Retype the material in full, keeping every word the same.

======== Items ========

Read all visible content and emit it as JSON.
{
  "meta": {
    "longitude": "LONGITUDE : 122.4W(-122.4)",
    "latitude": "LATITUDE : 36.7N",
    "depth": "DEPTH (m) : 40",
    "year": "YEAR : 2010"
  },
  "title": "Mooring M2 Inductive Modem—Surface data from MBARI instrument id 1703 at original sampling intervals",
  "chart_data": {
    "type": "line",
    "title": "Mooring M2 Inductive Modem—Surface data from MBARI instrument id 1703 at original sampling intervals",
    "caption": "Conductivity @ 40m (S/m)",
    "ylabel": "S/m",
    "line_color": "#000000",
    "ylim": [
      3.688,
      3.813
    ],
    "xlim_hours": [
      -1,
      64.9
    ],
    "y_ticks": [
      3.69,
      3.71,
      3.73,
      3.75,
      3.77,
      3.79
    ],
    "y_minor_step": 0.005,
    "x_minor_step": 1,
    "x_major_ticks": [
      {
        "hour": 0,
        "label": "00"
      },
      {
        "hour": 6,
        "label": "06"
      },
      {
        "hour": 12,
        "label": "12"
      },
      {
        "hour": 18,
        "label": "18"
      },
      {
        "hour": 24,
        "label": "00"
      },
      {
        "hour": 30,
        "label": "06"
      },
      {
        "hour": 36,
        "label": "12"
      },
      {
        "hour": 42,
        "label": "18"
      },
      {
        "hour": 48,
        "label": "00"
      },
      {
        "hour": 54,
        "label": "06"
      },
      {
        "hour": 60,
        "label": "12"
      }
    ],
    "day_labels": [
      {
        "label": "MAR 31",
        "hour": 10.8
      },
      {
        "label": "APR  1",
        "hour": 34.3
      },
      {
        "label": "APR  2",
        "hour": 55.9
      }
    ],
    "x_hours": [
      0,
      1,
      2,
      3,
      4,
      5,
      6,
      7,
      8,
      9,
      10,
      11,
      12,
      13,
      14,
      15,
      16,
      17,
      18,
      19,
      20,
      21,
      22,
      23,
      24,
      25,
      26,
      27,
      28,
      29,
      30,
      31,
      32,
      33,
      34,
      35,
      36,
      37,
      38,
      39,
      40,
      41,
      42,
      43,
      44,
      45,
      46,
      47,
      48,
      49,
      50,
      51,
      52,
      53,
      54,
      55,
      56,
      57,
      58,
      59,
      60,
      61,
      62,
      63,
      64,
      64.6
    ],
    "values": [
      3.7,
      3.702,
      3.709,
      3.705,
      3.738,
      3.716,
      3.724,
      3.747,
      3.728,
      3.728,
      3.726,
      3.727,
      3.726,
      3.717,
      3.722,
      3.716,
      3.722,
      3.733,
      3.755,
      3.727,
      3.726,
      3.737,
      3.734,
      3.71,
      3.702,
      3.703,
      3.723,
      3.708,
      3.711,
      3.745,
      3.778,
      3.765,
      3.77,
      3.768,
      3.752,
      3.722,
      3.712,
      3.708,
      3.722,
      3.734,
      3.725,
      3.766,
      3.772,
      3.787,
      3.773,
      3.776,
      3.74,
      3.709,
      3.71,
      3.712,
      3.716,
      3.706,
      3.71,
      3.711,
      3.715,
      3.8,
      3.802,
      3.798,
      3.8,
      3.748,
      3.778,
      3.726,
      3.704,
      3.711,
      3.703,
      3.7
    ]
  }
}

========

▶ _Task solution_:
Read all visible content and emit it as JSON.
{
  "meta": {
    "longitude": "LONGITUDE : 122.4W(-122.4)",
    "latitude": "LATITUDE : 36.7N",
    "depth": "DEPTH (m) : 40",
    "year": "YEAR : 2010"
  },
  "title": "Mooring M2 Inductive Modem—Surface data from MBARI instrument id 1703 at original sampling intervals",
  "chart_data": {
    "type": "line",
    "title": "Mooring M2 Inductive Modem—Surface data from MBARI instrument id 1703 at original sampling intervals",
    "caption": "Conductivity @ 40m (S/m)",
    "ylabel": "S/m",
    "line_color": "#000000",
    "ylim": [
      3.688,
      3.813
    ],
    "xlim_hours": [
      -1,
      64.9
    ],
    "y_ticks": [
      3.69,
      3.71,
      3.73,
      3.75,
      3.77,
      3.79
    ],
    "y_minor_step": 0.005,
    "x_minor_step": 1,
    "x_major_ticks": [
      {
        "hour": 0,
        "label": "00"
      },
      {
        "hour": 6,
        "label": "06"
      },
      {
        "hour": 12,
        "label": "12"
      },
      {
        "hour": 18,
        "label": "18"
      },
      {
        "hour": 24,
        "label": "00"
      },
      {
        "hour": 30,
        "label": "06"
      },
      {
        "hour": 36,
        "label": "12"
      },
      {
        "hour": 42,
        "label": "18"
      },
      {
        "hour": 48,
        "label": "00"
      },
      {
        "hour": 54,
        "label": "06"
      },
      {
        "hour": 60,
        "label": "12"
      }
    ],
    "day_labels": [
      {
        "label": "MAR 31",
        "hour": 10.8
      },
      {
        "label": "APR  1",
        "hour": 34.3
      },
      {
        "label": "APR  2",
        "hour": 55.9
      }
    ],
    "x_hours": [
      0,
      1,
      2,
      3,
      4,
      5,
      6,
      7,
      8,
      9,
      10,
      11,
      12,
      13,
      14,
      15,
      16,
      17,
      18,
      19,
      20,
      21,
      22,
      23,
      24,
      25,
      26,
      27,
      28,
      29,
      30,
      31,
      32,
      33,
      34,
      35,
      36,
      37,
      38,
      39,
      40,
      41,
      42,
      43,
      44,
      45,
      46,
      47,
      48,
      49,
      50,
      51,
      52,
      53,
      54,
      55,
      56,
      57,
      58,
      59,
      60,
      61,
      62,
      63,
      64,
      64.6
    ],
    "values": [
      3.7,
      3.702,
      3.709,
      3.705,
      3.738,
      3.716,
      3.724,
      3.747,
      3.728,
      3.728,
      3.726,
      3.727,
      3.726,
      3.717,
      3.722,
      3.716,
      3.722,
      3.733,
      3.755,
      3.727,
      3.726,
      3.737,
      3.734,
      3.71,
      3.702,
      3.703,
      3.723,
      3.708,
      3.711,
      3.745,
      3.778,
      3.765,
      3.77,
      3.768,
      3.752,
      3.722,
      3.712,
      3.708,
      3.722,
      3.734,
      3.725,
      3.766,
      3.772,
      3.787,
      3.773,
      3.776,
      3.74,
      3.709,
      3.71,
      3.712,
      3.716,
      3.706,
      3.71,
      3.711,
      3.715,
      3.8,
      3.802,
      3.798,
      3.8,
      3.748,
      3.778,
      3.726,
      3.704,
      3.711,
      3.703,
      3.7
    ]
  }
}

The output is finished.